Exercise directions => Repeat each record exactly. Any picture gets left out.

Dataset entries =>
--- START ---
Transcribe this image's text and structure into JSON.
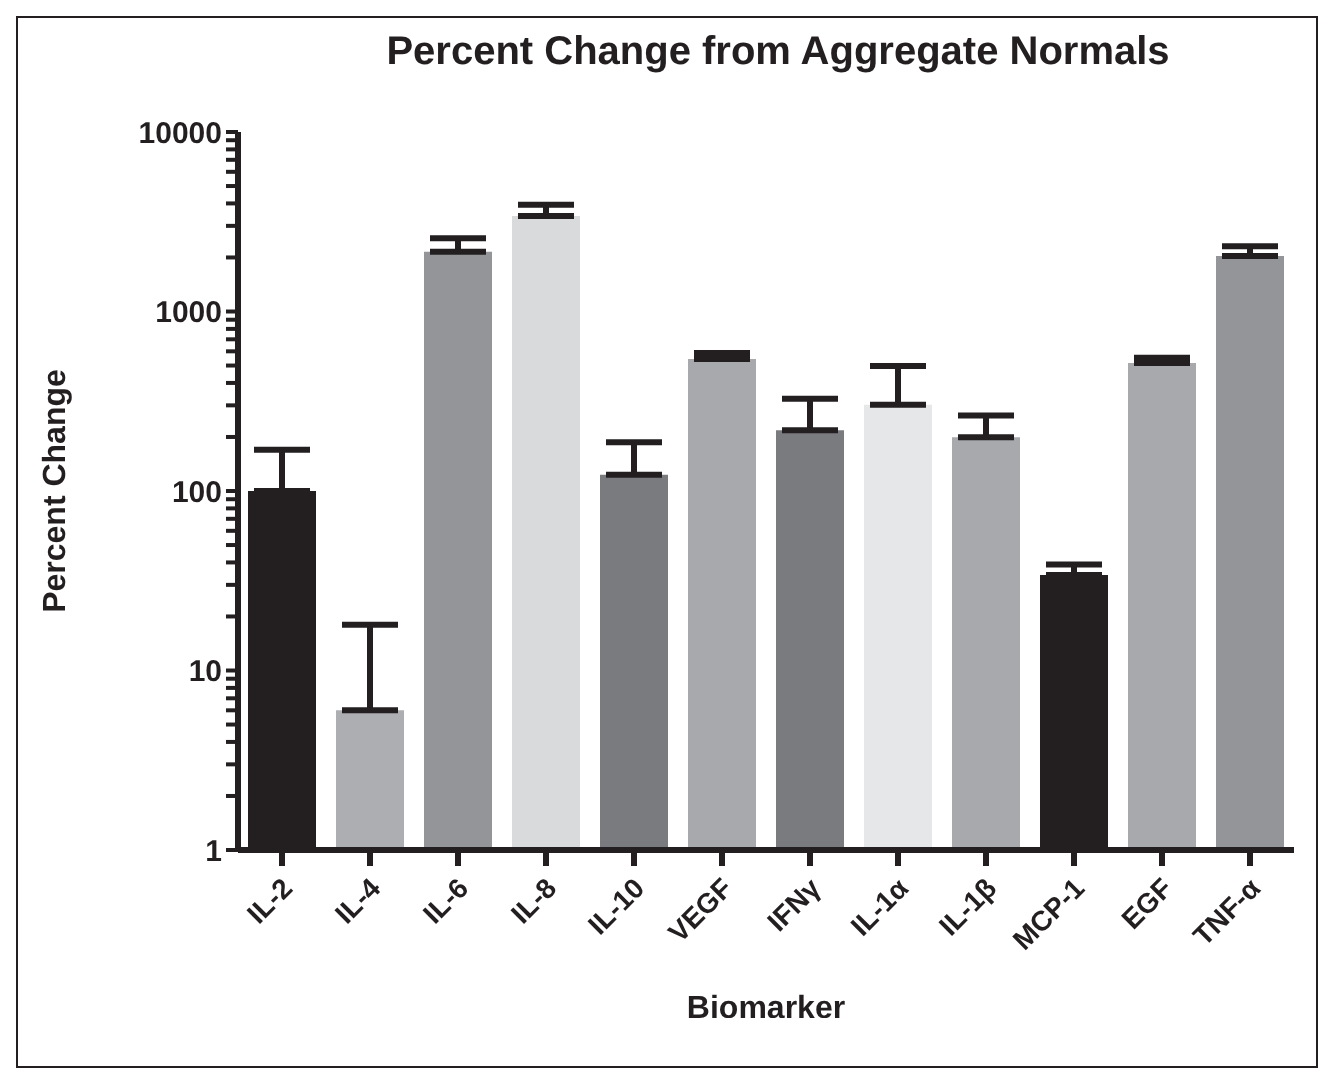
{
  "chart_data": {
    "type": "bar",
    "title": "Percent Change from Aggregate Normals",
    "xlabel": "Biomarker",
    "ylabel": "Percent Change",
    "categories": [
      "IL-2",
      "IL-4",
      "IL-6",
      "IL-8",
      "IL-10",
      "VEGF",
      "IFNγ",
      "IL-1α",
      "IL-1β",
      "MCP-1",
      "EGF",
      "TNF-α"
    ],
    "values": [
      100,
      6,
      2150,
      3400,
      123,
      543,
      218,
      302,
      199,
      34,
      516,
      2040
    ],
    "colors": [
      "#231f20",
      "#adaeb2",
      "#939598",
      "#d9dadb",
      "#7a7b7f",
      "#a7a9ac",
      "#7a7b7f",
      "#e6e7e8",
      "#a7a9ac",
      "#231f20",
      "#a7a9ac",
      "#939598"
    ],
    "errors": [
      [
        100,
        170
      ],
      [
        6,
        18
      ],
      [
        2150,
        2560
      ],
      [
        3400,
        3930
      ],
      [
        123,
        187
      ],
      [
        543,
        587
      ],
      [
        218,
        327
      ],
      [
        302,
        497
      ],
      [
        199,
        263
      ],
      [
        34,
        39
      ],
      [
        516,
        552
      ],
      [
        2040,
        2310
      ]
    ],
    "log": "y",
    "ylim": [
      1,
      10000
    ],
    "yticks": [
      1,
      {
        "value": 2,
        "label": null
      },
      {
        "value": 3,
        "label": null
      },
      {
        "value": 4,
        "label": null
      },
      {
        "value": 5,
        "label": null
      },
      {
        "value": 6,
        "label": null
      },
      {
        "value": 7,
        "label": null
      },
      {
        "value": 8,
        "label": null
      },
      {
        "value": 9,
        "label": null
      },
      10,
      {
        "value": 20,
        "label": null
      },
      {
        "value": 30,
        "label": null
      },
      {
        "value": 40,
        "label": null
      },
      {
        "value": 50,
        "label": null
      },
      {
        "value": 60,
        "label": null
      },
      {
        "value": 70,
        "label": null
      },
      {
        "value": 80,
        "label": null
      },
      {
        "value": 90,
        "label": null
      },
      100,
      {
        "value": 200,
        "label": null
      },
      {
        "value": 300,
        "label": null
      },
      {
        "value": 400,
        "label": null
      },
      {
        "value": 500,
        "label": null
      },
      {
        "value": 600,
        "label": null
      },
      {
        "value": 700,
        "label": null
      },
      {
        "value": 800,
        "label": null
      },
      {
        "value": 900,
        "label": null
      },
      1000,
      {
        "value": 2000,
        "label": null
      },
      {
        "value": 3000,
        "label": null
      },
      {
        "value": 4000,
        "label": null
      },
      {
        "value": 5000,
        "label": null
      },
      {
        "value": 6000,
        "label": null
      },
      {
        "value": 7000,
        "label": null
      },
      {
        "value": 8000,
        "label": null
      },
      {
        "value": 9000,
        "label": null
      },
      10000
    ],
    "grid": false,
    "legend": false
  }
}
--- END ---
Output of the exercise =>
Transcribe this image's text and structure into JSON.
{
  "chart_data": {
    "type": "bar",
    "title": "Percent Change from Aggregate Normals",
    "xlabel": "Biomarker",
    "ylabel": "Percent Change",
    "categories": [
      "IL-2",
      "IL-4",
      "IL-6",
      "IL-8",
      "IL-10",
      "VEGF",
      "IFNγ",
      "IL-1α",
      "IL-1β",
      "MCP-1",
      "EGF",
      "TNF-α"
    ],
    "values": [
      100,
      6,
      2150,
      3400,
      123,
      543,
      218,
      302,
      199,
      34,
      516,
      2040
    ],
    "colors": [
      "#231f20",
      "#adaeb2",
      "#939598",
      "#d9dadb",
      "#7a7b7f",
      "#a7a9ac",
      "#7a7b7f",
      "#e6e7e8",
      "#a7a9ac",
      "#231f20",
      "#a7a9ac",
      "#939598"
    ],
    "errors": [
      [
        100,
        170
      ],
      [
        6,
        18
      ],
      [
        2150,
        2560
      ],
      [
        3400,
        3930
      ],
      [
        123,
        187
      ],
      [
        543,
        587
      ],
      [
        218,
        327
      ],
      [
        302,
        497
      ],
      [
        199,
        263
      ],
      [
        34,
        39
      ],
      [
        516,
        552
      ],
      [
        2040,
        2310
      ]
    ],
    "log": "y",
    "ylim": [
      1,
      10000
    ],
    "yticks": [
      1,
      {
        "value": 2,
        "label": null
      },
      {
        "value": 3,
        "label": null
      },
      {
        "value": 4,
        "label": null
      },
      {
        "value": 5,
        "label": null
      },
      {
        "value": 6,
        "label": null
      },
      {
        "value": 7,
        "label": null
      },
      {
        "value": 8,
        "label": null
      },
      {
        "value": 9,
        "label": null
      },
      10,
      {
        "value": 20,
        "label": null
      },
      {
        "value": 30,
        "label": null
      },
      {
        "value": 40,
        "label": null
      },
      {
        "value": 50,
        "label": null
      },
      {
        "value": 60,
        "label": null
      },
      {
        "value": 70,
        "label": null
      },
      {
        "value": 80,
        "label": null
      },
      {
        "value": 90,
        "label": null
      },
      100,
      {
        "value": 200,
        "label": null
      },
      {
        "value": 300,
        "label": null
      },
      {
        "value": 400,
        "label": null
      },
      {
        "value": 500,
        "label": null
      },
      {
        "value": 600,
        "label": null
      },
      {
        "value": 700,
        "label": null
      },
      {
        "value": 800,
        "label": null
      },
      {
        "value": 900,
        "label": null
      },
      1000,
      {
        "value": 2000,
        "label": null
      },
      {
        "value": 3000,
        "label": null
      },
      {
        "value": 4000,
        "label": null
      },
      {
        "value": 5000,
        "label": null
      },
      {
        "value": 6000,
        "label": null
      },
      {
        "value": 7000,
        "label": null
      },
      {
        "value": 8000,
        "label": null
      },
      {
        "value": 9000,
        "label": null
      },
      10000
    ],
    "grid": false,
    "legend": false
  }
}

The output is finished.